### REQUIRED WORK
• a. Translate this sentence from the passage on Turkey's strikes against Islamic State into Spanish: "Turkey has faced increasing insecurity along its 900-km (560-mile) border with Syria."
• b. Transcribe the stretch of the passage on Turkey's strikes against Islamic State from "Turkey has faced" through "one soldier dead.", keeping every word and punctuation mark unchanged.

The attacks on Islamic State targets inside Syria, however, and the early morning raids across 13 provinces at home are among its most robust and forceful operations yet. It is believed that Turkey has moved to a position of ‘active defence’ rather than its previous ‘passive strategy’.

Turkey acted within hours after Washington confirmed that Ankara had agreed to let U.S. fighter jets launch air strikes from a base near the Syrian border, dropping its earlier refusal to allow manned American bombing raids from there. A Turkish government official said: ‘We can’t say this is the beginning of a military campaign, but certainly the policy will be more involved, active and more engaged… But action won’t likely be taken unprompted.’

Turkey has faced increasing insecurity along its 900-km (560-mile) border with Syria. A cross-border firefight last week between the Turkish army and Islamic State, which has seized large areas of Syria and Iraq, left one militant and one soldier dead.

Three F-16 fighter jets then took off from a base in Diyarbakir, southeast Turkey, and hit two Islamic State bases and one ‘assembly point’ before returning to base.

### RAW RECORDS
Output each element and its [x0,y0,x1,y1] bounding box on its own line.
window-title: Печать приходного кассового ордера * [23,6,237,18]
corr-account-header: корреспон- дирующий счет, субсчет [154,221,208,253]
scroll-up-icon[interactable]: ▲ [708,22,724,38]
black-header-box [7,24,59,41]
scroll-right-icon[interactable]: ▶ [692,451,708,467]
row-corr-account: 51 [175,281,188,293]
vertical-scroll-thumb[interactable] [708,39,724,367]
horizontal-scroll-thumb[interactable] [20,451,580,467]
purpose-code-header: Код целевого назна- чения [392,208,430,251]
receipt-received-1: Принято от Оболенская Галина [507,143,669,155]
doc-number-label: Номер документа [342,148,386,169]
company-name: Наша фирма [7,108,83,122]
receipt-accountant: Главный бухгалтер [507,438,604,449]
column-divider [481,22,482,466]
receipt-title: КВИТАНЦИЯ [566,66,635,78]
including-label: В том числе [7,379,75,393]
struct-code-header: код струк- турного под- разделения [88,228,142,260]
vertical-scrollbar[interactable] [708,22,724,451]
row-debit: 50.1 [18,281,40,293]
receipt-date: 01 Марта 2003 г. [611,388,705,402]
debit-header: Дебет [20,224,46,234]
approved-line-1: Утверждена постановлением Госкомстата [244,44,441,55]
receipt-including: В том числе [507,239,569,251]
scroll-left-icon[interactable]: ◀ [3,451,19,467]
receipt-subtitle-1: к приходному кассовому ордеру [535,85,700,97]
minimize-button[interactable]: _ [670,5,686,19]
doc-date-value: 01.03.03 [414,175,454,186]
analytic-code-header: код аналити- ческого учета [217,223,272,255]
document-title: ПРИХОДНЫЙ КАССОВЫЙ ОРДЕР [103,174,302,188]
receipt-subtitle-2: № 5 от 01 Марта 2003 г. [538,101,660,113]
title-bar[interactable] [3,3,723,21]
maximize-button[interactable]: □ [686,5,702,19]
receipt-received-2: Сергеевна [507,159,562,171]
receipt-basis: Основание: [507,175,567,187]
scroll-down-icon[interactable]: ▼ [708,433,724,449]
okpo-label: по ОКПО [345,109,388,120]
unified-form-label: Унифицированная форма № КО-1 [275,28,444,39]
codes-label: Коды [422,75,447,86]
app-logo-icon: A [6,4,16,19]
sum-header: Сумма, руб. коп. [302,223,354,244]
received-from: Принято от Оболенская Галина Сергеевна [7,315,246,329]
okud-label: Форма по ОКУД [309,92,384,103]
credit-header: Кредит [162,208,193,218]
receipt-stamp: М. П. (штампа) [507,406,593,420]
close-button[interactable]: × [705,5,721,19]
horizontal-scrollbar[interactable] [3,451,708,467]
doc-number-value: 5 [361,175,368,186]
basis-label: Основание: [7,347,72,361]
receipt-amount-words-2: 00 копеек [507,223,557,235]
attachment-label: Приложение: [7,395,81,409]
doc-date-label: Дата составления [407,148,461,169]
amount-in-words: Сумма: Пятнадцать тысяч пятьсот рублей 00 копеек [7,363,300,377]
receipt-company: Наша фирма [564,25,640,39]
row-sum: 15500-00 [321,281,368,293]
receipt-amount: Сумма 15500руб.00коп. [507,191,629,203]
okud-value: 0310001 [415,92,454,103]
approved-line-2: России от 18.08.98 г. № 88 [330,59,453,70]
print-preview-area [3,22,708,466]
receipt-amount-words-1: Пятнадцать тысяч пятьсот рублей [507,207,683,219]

### THE SOLUTIONS
• a. Turquía ha enfrentado una creciente inseguridad a lo largo de su frontera de 900 km (560 millas) con Siria.

• b.
Turkey has faced increasing insecurity along its 900-km (560-mile) border with Syria. A cross-border firefight last week between the Turkish army and Islamic State, which has seized large areas of Syria and Iraq, left one militant and one soldier dead.